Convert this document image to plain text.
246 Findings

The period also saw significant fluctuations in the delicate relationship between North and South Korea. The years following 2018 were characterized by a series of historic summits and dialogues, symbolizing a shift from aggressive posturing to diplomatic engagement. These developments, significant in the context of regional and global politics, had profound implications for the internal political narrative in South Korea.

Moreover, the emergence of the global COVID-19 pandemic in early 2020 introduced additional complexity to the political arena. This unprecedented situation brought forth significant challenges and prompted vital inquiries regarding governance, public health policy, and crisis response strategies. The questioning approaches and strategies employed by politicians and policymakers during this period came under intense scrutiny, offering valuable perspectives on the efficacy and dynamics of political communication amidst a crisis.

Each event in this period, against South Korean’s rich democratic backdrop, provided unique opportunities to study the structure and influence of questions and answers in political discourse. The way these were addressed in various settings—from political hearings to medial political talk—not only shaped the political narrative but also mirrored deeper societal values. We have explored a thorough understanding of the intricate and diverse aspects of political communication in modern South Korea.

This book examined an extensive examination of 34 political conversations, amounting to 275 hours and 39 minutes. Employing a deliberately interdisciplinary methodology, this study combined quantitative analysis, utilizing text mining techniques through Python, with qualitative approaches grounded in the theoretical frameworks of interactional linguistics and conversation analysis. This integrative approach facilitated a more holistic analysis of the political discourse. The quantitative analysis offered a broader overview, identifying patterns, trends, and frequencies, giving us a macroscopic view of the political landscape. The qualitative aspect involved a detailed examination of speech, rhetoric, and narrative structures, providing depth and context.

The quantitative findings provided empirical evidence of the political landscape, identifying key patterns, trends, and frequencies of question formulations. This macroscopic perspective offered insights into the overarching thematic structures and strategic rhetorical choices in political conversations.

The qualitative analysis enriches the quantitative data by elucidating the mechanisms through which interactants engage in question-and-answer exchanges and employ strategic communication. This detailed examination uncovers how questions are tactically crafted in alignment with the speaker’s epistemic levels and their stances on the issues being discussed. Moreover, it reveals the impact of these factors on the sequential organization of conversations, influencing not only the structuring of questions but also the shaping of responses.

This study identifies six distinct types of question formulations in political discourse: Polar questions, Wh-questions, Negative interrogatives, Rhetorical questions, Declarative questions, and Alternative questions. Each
· · · ·
(Task requirements):
Write down all the entries again without a single difference.

(Exercise answer):
Convert this document image to plain text.
246 Findings

The period also saw significant fluctuations in the delicate relationship between North and South Korea. The years following 2018 were characterized by a series of historic summits and dialogues, symbolizing a shift from aggressive posturing to diplomatic engagement. These developments, significant in the context of regional and global politics, had profound implications for the internal political narrative in South Korea.

Moreover, the emergence of the global COVID-19 pandemic in early 2020 introduced additional complexity to the political arena. This unprecedented situation brought forth significant challenges and prompted vital inquiries regarding governance, public health policy, and crisis response strategies. The questioning approaches and strategies employed by politicians and policymakers during this period came under intense scrutiny, offering valuable perspectives on the efficacy and dynamics of political communication amidst a crisis.

Each event in this period, against South Korean’s rich democratic backdrop, provided unique opportunities to study the structure and influence of questions and answers in political discourse. The way these were addressed in various settings—from political hearings to medial political talk—not only shaped the political narrative but also mirrored deeper societal values. We have explored a thorough understanding of the intricate and diverse aspects of political communication in modern South Korea.

This book examined an extensive examination of 34 political conversations, amounting to 275 hours and 39 minutes. Employing a deliberately interdisciplinary methodology, this study combined quantitative analysis, utilizing text mining techniques through Python, with qualitative approaches grounded in the theoretical frameworks of interactional linguistics and conversation analysis. This integrative approach facilitated a more holistic analysis of the political discourse. The quantitative analysis offered a broader overview, identifying patterns, trends, and frequencies, giving us a macroscopic view of the political landscape. The qualitative aspect involved a detailed examination of speech, rhetoric, and narrative structures, providing depth and context.

The quantitative findings provided empirical evidence of the political landscape, identifying key patterns, trends, and frequencies of question formulations. This macroscopic perspective offered insights into the overarching thematic structures and strategic rhetorical choices in political conversations.

The qualitative analysis enriches the quantitative data by elucidating the mechanisms through which interactants engage in question-and-answer exchanges and employ strategic communication. This detailed examination uncovers how questions are tactically crafted in alignment with the speaker’s epistemic levels and their stances on the issues being discussed. Moreover, it reveals the impact of these factors on the sequential organization of conversations, influencing not only the structuring of questions but also the shaping of responses.

This study identifies six distinct types of question formulations in political discourse: Polar questions, Wh-questions, Negative interrogatives, Rhetorical questions, Declarative questions, and Alternative questions. Each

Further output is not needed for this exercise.